Exercise requirements
Return all of the entries exactly, with nothing added or left out.

Records shown
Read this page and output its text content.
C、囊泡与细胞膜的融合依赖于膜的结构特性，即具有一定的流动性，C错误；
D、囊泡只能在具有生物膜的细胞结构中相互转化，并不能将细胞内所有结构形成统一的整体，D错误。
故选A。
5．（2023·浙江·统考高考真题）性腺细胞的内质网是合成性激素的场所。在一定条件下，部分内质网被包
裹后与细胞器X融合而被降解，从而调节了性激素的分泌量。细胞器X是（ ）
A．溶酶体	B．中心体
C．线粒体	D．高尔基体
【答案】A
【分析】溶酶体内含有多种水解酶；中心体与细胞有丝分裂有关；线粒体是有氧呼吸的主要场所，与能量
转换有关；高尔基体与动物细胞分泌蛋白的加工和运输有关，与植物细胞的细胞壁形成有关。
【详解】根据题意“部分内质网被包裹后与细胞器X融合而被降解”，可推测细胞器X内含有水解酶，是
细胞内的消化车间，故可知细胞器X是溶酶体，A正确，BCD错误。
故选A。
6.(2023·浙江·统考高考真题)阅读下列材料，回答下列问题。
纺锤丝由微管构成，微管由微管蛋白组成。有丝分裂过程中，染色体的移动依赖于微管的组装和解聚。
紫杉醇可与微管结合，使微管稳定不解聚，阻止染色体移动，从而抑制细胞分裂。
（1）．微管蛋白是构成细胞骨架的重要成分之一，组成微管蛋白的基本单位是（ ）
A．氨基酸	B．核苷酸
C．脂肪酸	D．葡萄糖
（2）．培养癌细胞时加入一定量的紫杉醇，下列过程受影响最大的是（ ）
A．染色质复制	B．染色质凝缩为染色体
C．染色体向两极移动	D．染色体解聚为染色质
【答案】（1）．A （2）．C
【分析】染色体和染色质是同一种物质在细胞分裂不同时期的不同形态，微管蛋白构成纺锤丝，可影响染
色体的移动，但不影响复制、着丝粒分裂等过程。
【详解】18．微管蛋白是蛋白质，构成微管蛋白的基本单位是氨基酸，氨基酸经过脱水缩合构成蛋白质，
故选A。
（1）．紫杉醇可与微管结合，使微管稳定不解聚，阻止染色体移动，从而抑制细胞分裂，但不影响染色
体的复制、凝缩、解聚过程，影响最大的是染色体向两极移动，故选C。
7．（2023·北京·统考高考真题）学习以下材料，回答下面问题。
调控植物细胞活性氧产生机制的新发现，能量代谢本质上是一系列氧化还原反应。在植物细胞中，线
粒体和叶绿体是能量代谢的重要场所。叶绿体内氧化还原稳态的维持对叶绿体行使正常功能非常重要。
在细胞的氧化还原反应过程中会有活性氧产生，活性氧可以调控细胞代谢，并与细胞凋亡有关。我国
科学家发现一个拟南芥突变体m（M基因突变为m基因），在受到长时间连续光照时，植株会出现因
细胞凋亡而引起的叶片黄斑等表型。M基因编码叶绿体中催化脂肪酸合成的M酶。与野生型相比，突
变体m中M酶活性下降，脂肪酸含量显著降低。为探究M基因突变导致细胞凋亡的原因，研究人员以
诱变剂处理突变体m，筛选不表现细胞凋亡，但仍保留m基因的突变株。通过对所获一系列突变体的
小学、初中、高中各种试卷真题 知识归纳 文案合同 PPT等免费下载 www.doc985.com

Problem solution
Read this page and output its text content.
C、囊泡与细胞膜的融合依赖于膜的结构特性，即具有一定的流动性，C错误；
D、囊泡只能在具有生物膜的细胞结构中相互转化，并不能将细胞内所有结构形成统一的整体，D错误。
故选A。
5．（2023·浙江·统考高考真题）性腺细胞的内质网是合成性激素的场所。在一定条件下，部分内质网被包
裹后与细胞器X融合而被降解，从而调节了性激素的分泌量。细胞器X是（ ）
A．溶酶体	B．中心体
C．线粒体	D．高尔基体
【答案】A
【分析】溶酶体内含有多种水解酶；中心体与细胞有丝分裂有关；线粒体是有氧呼吸的主要场所，与能量
转换有关；高尔基体与动物细胞分泌蛋白的加工和运输有关，与植物细胞的细胞壁形成有关。
【详解】根据题意“部分内质网被包裹后与细胞器X融合而被降解”，可推测细胞器X内含有水解酶，是
细胞内的消化车间，故可知细胞器X是溶酶体，A正确，BCD错误。
故选A。
6.(2023·浙江·统考高考真题)阅读下列材料，回答下列问题。
纺锤丝由微管构成，微管由微管蛋白组成。有丝分裂过程中，染色体的移动依赖于微管的组装和解聚。
紫杉醇可与微管结合，使微管稳定不解聚，阻止染色体移动，从而抑制细胞分裂。
（1）．微管蛋白是构成细胞骨架的重要成分之一，组成微管蛋白的基本单位是（ ）
A．氨基酸	B．核苷酸
C．脂肪酸	D．葡萄糖
（2）．培养癌细胞时加入一定量的紫杉醇，下列过程受影响最大的是（ ）
A．染色质复制	B．染色质凝缩为染色体
C．染色体向两极移动	D．染色体解聚为染色质
【答案】（1）．A （2）．C
【分析】染色体和染色质是同一种物质在细胞分裂不同时期的不同形态，微管蛋白构成纺锤丝，可影响染
色体的移动，但不影响复制、着丝粒分裂等过程。
【详解】18．微管蛋白是蛋白质，构成微管蛋白的基本单位是氨基酸，氨基酸经过脱水缩合构成蛋白质，
故选A。
（1）．紫杉醇可与微管结合，使微管稳定不解聚，阻止染色体移动，从而抑制细胞分裂，但不影响染色
体的复制、凝缩、解聚过程，影响最大的是染色体向两极移动，故选C。
7．（2023·北京·统考高考真题）学习以下材料，回答下面问题。
调控植物细胞活性氧产生机制的新发现，能量代谢本质上是一系列氧化还原反应。在植物细胞中，线
粒体和叶绿体是能量代谢的重要场所。叶绿体内氧化还原稳态的维持对叶绿体行使正常功能非常重要。
在细胞的氧化还原反应过程中会有活性氧产生，活性氧可以调控细胞代谢，并与细胞凋亡有关。我国
科学家发现一个拟南芥突变体m（M基因突变为m基因），在受到长时间连续光照时，植株会出现因
细胞凋亡而引起的叶片黄斑等表型。M基因编码叶绿体中催化脂肪酸合成的M酶。与野生型相比，突
变体m中M酶活性下降，脂肪酸含量显著降低。为探究M基因突变导致细胞凋亡的原因，研究人员以
诱变剂处理突变体m，筛选不表现细胞凋亡，但仍保留m基因的突变株。通过对所获一系列突变体的
小学、初中、高中各种试卷真题 知识归纳 文案合同 PPT等免费下载 www.doc985.com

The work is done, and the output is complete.